**WORK INSTRUCTIONS**
Return the material word for word. Do not include the pictures.

+-------+

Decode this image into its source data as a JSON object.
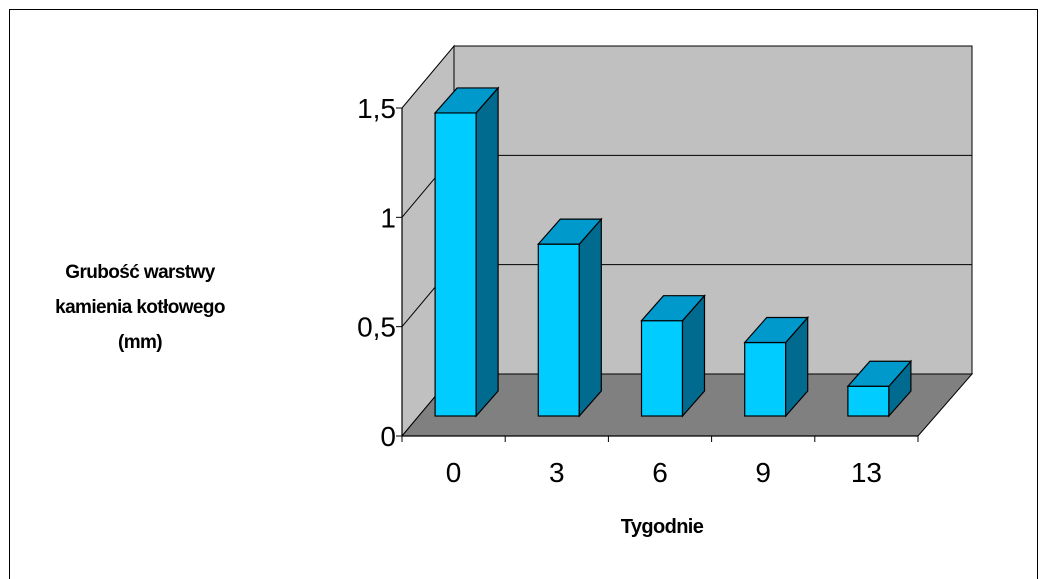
{
  "chart_data": {
    "type": "bar",
    "categories": [
      "0",
      "3",
      "6",
      "9",
      "13"
    ],
    "values": [
      1.45,
      0.85,
      0.5,
      0.4,
      0.2
    ],
    "xlabel": "Tygodnie",
    "ylabel_lines": [
      "Grubość warstwy",
      "kamienia kotłowego",
      "(mm)"
    ],
    "ylim": [
      0,
      1.5
    ],
    "yticks": [
      "0",
      "0,5",
      "1",
      "1,5"
    ],
    "grid": true,
    "legend": "none",
    "colors": {
      "bar_front": "#00ccff",
      "bar_top": "#0099cc",
      "bar_side": "#006a8f",
      "back_wall": "#c0c0c0",
      "floor": "#808080"
    }
  }
}
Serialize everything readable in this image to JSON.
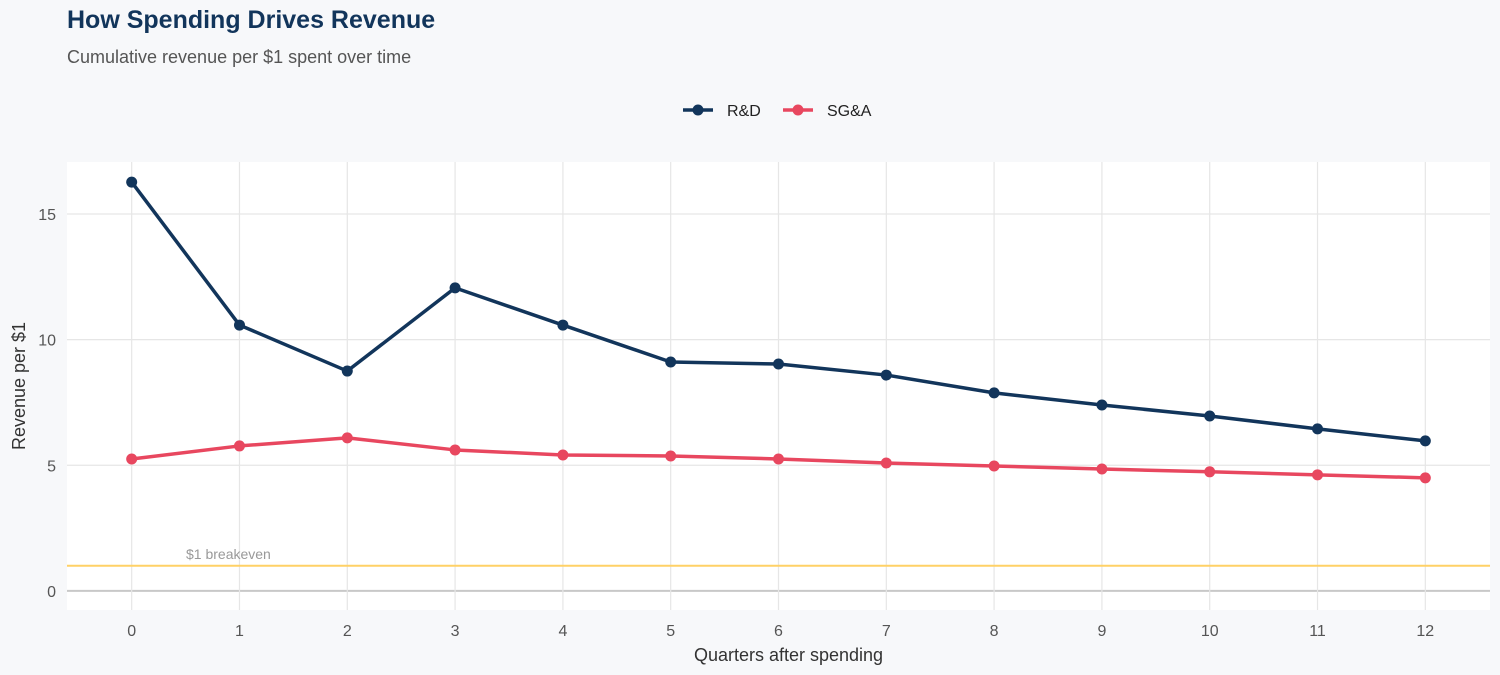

+-------+

**RESULT**
Decode this image into its source data as a JSON object.
{
  "chart_data": {
    "type": "bar",
    "categories": [
      "0",
      "3",
      "6",
      "9",
      "13"
    ],
    "values": [
      1.45,
      0.85,
      0.5,
      0.4,
      0.2
    ],
    "xlabel": "Tygodnie",
    "ylabel_lines": [
      "Grubość warstwy",
      "kamienia kotłowego",
      "(mm)"
    ],
    "ylim": [
      0,
      1.5
    ],
    "yticks": [
      "0",
      "0,5",
      "1",
      "1,5"
    ],
    "grid": true,
    "legend": "none",
    "colors": {
      "bar_front": "#00ccff",
      "bar_top": "#0099cc",
      "bar_side": "#006a8f",
      "back_wall": "#c0c0c0",
      "floor": "#808080"
    }
  }
}
Serialize everything readable in this image to JSON.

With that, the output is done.